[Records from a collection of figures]

☆ ☆ ☆ ☆

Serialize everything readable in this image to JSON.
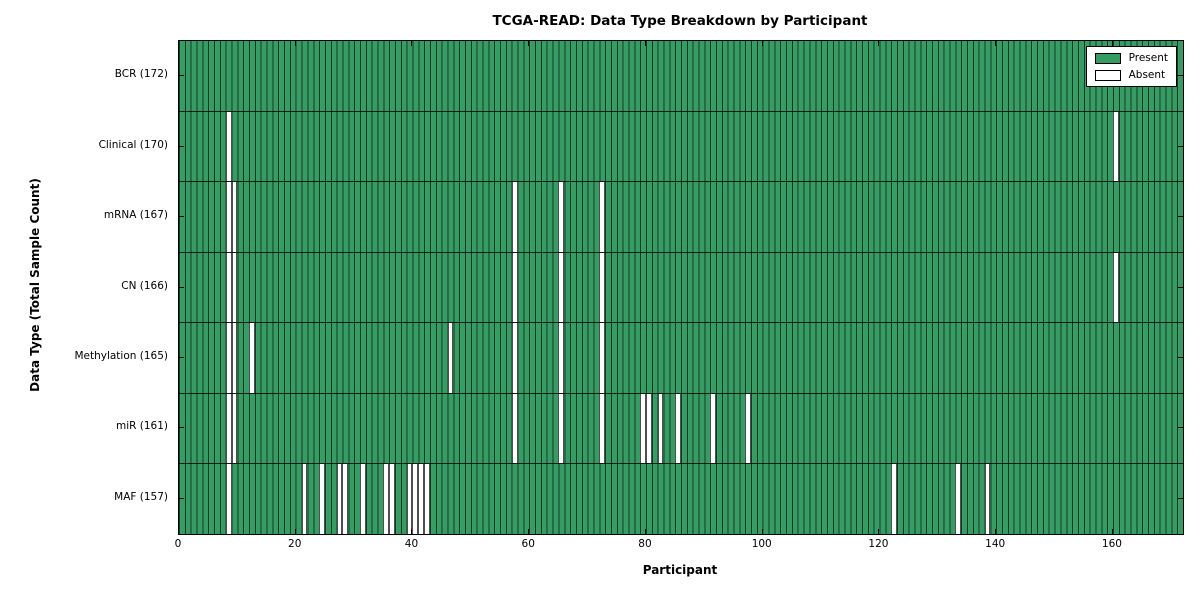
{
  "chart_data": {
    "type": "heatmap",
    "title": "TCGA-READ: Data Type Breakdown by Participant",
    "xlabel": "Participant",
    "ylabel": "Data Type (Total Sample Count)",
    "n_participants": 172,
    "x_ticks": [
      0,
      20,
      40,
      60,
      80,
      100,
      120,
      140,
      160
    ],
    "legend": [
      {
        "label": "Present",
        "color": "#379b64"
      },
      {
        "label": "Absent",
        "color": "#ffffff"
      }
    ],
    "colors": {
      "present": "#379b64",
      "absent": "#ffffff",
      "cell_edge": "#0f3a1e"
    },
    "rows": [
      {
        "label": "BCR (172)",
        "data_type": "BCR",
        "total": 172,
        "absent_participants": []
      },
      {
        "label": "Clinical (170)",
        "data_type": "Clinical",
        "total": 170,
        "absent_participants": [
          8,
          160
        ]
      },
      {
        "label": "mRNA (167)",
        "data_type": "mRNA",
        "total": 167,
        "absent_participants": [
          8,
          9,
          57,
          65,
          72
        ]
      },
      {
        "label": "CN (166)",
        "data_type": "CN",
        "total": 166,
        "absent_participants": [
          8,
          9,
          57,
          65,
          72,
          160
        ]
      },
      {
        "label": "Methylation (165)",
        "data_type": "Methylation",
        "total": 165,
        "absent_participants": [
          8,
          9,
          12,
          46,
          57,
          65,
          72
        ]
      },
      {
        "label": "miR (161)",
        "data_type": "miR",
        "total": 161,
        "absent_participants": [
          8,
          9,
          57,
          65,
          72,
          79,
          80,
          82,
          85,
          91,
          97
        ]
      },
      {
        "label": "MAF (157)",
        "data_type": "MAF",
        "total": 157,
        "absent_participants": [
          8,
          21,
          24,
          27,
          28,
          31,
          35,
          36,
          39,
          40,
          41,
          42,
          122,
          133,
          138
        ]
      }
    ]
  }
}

☆ ☆ ☆ ☆

◆ ASSIGNMENT: First drop every picture, then print the data above exactly as it stands.

◆ YOUR RESPONSE:
Serialize everything readable in this image to JSON.
{
  "chart_data": {
    "type": "heatmap",
    "title": "TCGA-READ: Data Type Breakdown by Participant",
    "xlabel": "Participant",
    "ylabel": "Data Type (Total Sample Count)",
    "n_participants": 172,
    "x_ticks": [
      0,
      20,
      40,
      60,
      80,
      100,
      120,
      140,
      160
    ],
    "legend": [
      {
        "label": "Present",
        "color": "#379b64"
      },
      {
        "label": "Absent",
        "color": "#ffffff"
      }
    ],
    "colors": {
      "present": "#379b64",
      "absent": "#ffffff",
      "cell_edge": "#0f3a1e"
    },
    "rows": [
      {
        "label": "BCR (172)",
        "data_type": "BCR",
        "total": 172,
        "absent_participants": []
      },
      {
        "label": "Clinical (170)",
        "data_type": "Clinical",
        "total": 170,
        "absent_participants": [
          8,
          160
        ]
      },
      {
        "label": "mRNA (167)",
        "data_type": "mRNA",
        "total": 167,
        "absent_participants": [
          8,
          9,
          57,
          65,
          72
        ]
      },
      {
        "label": "CN (166)",
        "data_type": "CN",
        "total": 166,
        "absent_participants": [
          8,
          9,
          57,
          65,
          72,
          160
        ]
      },
      {
        "label": "Methylation (165)",
        "data_type": "Methylation",
        "total": 165,
        "absent_participants": [
          8,
          9,
          12,
          46,
          57,
          65,
          72
        ]
      },
      {
        "label": "miR (161)",
        "data_type": "miR",
        "total": 161,
        "absent_participants": [
          8,
          9,
          57,
          65,
          72,
          79,
          80,
          82,
          85,
          91,
          97
        ]
      },
      {
        "label": "MAF (157)",
        "data_type": "MAF",
        "total": 157,
        "absent_participants": [
          8,
          21,
          24,
          27,
          28,
          31,
          35,
          36,
          39,
          40,
          41,
          42,
          122,
          133,
          138
        ]
      }
    ]
  }
}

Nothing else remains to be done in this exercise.